⟨
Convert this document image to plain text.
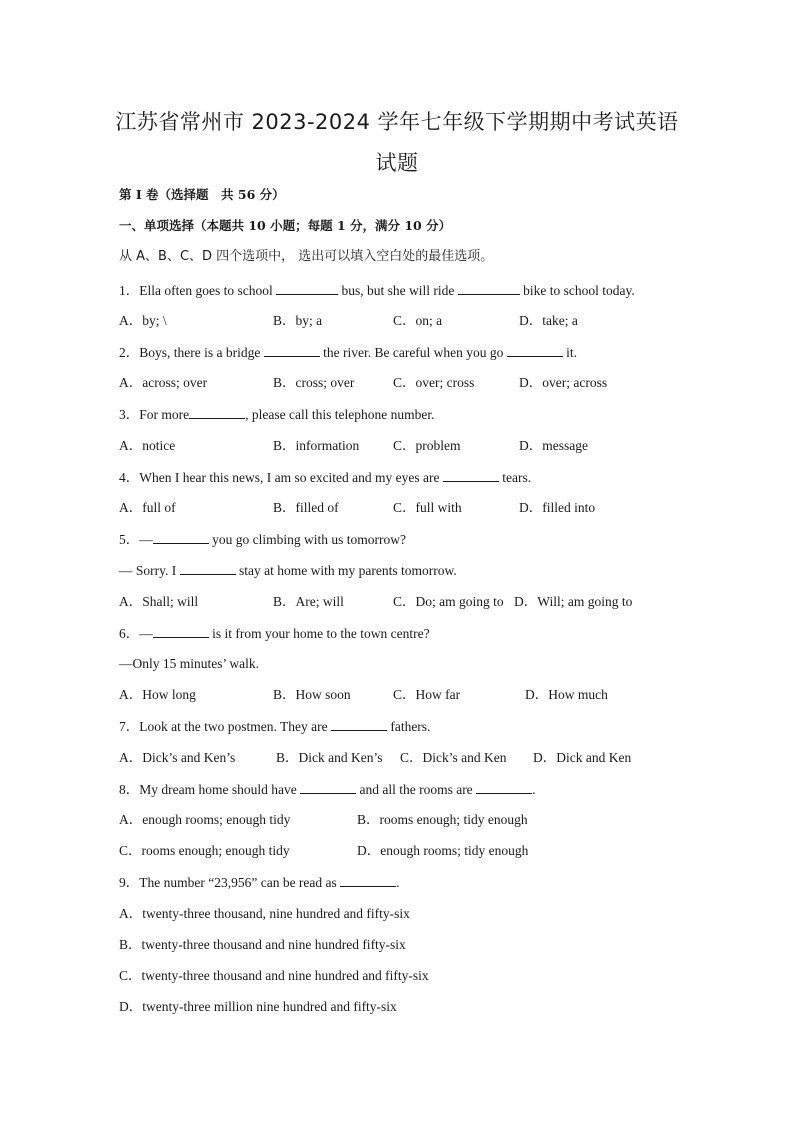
江苏省常州市 2023-2024 学年七年级下学期期中考试英语
试题
第 I 卷（选择题　共 56 分）
一、单项选择（本题共 10 小题；每题 1 分，满分 10 分）
从 A、B、C、D 四个选项中， 选出可以填入空白处的最佳选项。
1．Ella often goes to school	bus, but she will ride	bike to school today.
A．by; \	B．by; a	C．on; a	D．take; a
2．Boys, there is a bridge	the river. Be careful when you go	it.
A．across; over	B．cross; over	C．over; cross	D．over; across
3．For more	, please call this telephone number.
A．notice	B．information	C．problem	D．message
4．When I hear this news, I am so excited and my eyes are	tears.
A．full of	B．filled of	C．full with	D．filled into
5．—	you go climbing with us tomorrow?
— Sorry. I	stay at home with my parents tomorrow.
A．Shall; will	B．Are; will	C．Do; am going to D．Will; am going to
6．—	is it from your home to the town centre?
—Only 15 minutes’ walk.
A．How long	B．How soon	C．How far	D．How much
7．Look at the two postmen. They are	fathers.
A．Dick’s and Ken’s	B．Dick and Ken’s C．Dick’s and Ken D．Dick and Ken
8．My dream home should have	and all the rooms are	.
A．enough rooms; enough tidy	B．rooms enough; tidy enough
C．rooms enough; enough tidy	D．enough rooms; tidy enough
9．The number “23,956” can be read as	.
A．twenty-three thousand, nine hundred and fifty-six
B．twenty-three thousand and nine hundred fifty-six
C．twenty-three thousand and nine hundred and fifty-six
D．twenty-three million nine hundred and fifty-six
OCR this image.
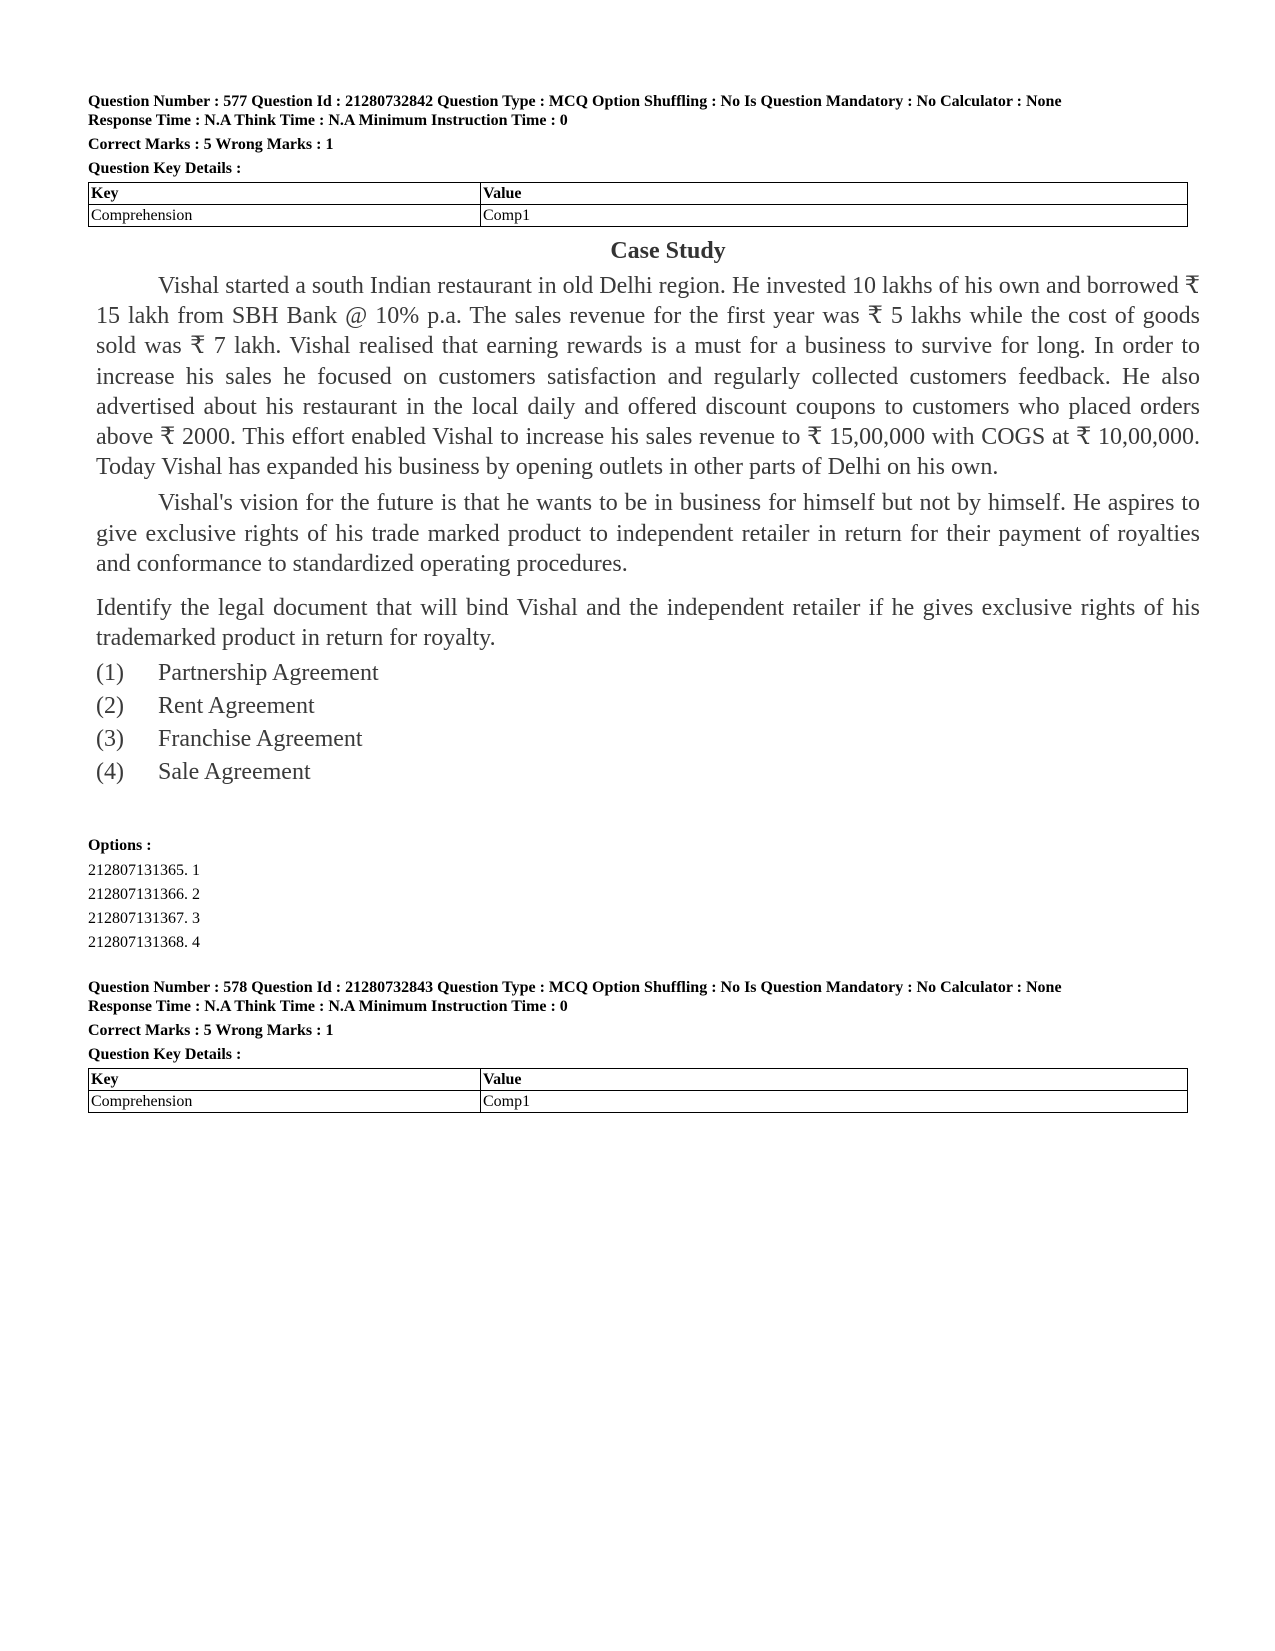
Question Number : 577 Question Id : 21280732842 Question Type : MCQ Option Shuffling : No Is Question Mandatory : No Calculator : None

Response Time : N.A Think Time : N.A Minimum Instruction Time : 0

Correct Marks : 5 Wrong Marks : 1

Question Key Details :

Key	Value
Comprehension	Comp1
Case Study

Vishal started a south Indian restaurant in old Delhi region. He invested 10 lakhs of his own and borrowed ₹ 15 lakh from SBH Bank @ 10% p.a. The sales revenue for the first year was ₹ 5 lakhs while the cost of goods sold was ₹ 7 lakh. Vishal realised that earning rewards is a must for a business to survive for long. In order to increase his sales he focused on customers satisfaction and regularly collected customers feedback. He also advertised about his restaurant in the local daily and offered discount coupons to customers who placed orders above ₹ 2000. This effort enabled Vishal to increase his sales revenue to ₹ 15,00,000 with COGS at ₹ 10,00,000. Today Vishal has expanded his business by opening outlets in other parts of Delhi on his own.

Vishal's vision for the future is that he wants to be in business for himself but not by himself. He aspires to give exclusive rights of his trade marked product to independent retailer in return for their payment of royalties and conformance to standardized operating procedures.

Identify the legal document that will bind Vishal and the independent retailer if he gives exclusive rights of his trademarked product in return for royalty.

(1) Partnership Agreement
(2) Rent Agreement
(3) Franchise Agreement
(4) Sale Agreement
Options :
212807131365. 1
212807131366. 2
212807131367. 3
212807131368. 4

Question Number : 578 Question Id : 21280732843 Question Type : MCQ Option Shuffling : No Is Question Mandatory : No Calculator : None

Response Time : N.A Think Time : N.A Minimum Instruction Time : 0

Correct Marks : 5 Wrong Marks : 1

Question Key Details :

Key	Value
Comprehension	Comp1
⟩
Stated task ▸ Copy each line above precisely, dropping the pictures.

Expected answer ▸
Convert this document image to plain text.
江苏省常州市 2023-2024 学年七年级下学期期中考试英语
试题
第 I 卷（选择题　共 56 分）
一、单项选择（本题共 10 小题；每题 1 分，满分 10 分）
从 A、B、C、D 四个选项中， 选出可以填入空白处的最佳选项。
1．Ella often goes to school	bus, but she will ride	bike to school today.
A．by; \	B．by; a	C．on; a	D．take; a
2．Boys, there is a bridge	the river. Be careful when you go	it.
A．across; over	B．cross; over	C．over; cross	D．over; across
3．For more	, please call this telephone number.
A．notice	B．information	C．problem	D．message
4．When I hear this news, I am so excited and my eyes are	tears.
A．full of	B．filled of	C．full with	D．filled into
5．—	you go climbing with us tomorrow?
— Sorry. I	stay at home with my parents tomorrow.
A．Shall; will	B．Are; will	C．Do; am going to D．Will; am going to
6．—	is it from your home to the town centre?
—Only 15 minutes’ walk.
A．How long	B．How soon	C．How far	D．How much
7．Look at the two postmen. They are	fathers.
A．Dick’s and Ken’s	B．Dick and Ken’s C．Dick’s and Ken D．Dick and Ken
8．My dream home should have	and all the rooms are	.
A．enough rooms; enough tidy	B．rooms enough; tidy enough
C．rooms enough; enough tidy	D．enough rooms; tidy enough
9．The number “23,956” can be read as	.
A．twenty-three thousand, nine hundred and fifty-six
B．twenty-three thousand and nine hundred fifty-six
C．twenty-three thousand and nine hundred and fifty-six
D．twenty-three million nine hundred and fifty-six
OCR this image.
Question Number : 577 Question Id : 21280732842 Question Type : MCQ Option Shuffling : No Is Question Mandatory : No Calculator : None

Response Time : N.A Think Time : N.A Minimum Instruction Time : 0

Correct Marks : 5 Wrong Marks : 1

Question Key Details :

Key	Value
Comprehension	Comp1
Case Study

Vishal started a south Indian restaurant in old Delhi region. He invested 10 lakhs of his own and borrowed ₹ 15 lakh from SBH Bank @ 10% p.a. The sales revenue for the first year was ₹ 5 lakhs while the cost of goods sold was ₹ 7 lakh. Vishal realised that earning rewards is a must for a business to survive for long. In order to increase his sales he focused on customers satisfaction and regularly collected customers feedback. He also advertised about his restaurant in the local daily and offered discount coupons to customers who placed orders above ₹ 2000. This effort enabled Vishal to increase his sales revenue to ₹ 15,00,000 with COGS at ₹ 10,00,000. Today Vishal has expanded his business by opening outlets in other parts of Delhi on his own.

Vishal's vision for the future is that he wants to be in business for himself but not by himself. He aspires to give exclusive rights of his trade marked product to independent retailer in return for their payment of royalties and conformance to standardized operating procedures.

Identify the legal document that will bind Vishal and the independent retailer if he gives exclusive rights of his trademarked product in return for royalty.

(1) Partnership Agreement
(2) Rent Agreement
(3) Franchise Agreement
(4) Sale Agreement
Options :
212807131365. 1
212807131366. 2
212807131367. 3
212807131368. 4

Question Number : 578 Question Id : 21280732843 Question Type : MCQ Option Shuffling : No Is Question Mandatory : No Calculator : None

Response Time : N.A Think Time : N.A Minimum Instruction Time : 0

Correct Marks : 5 Wrong Marks : 1

Question Key Details :

Key	Value
Comprehension	Comp1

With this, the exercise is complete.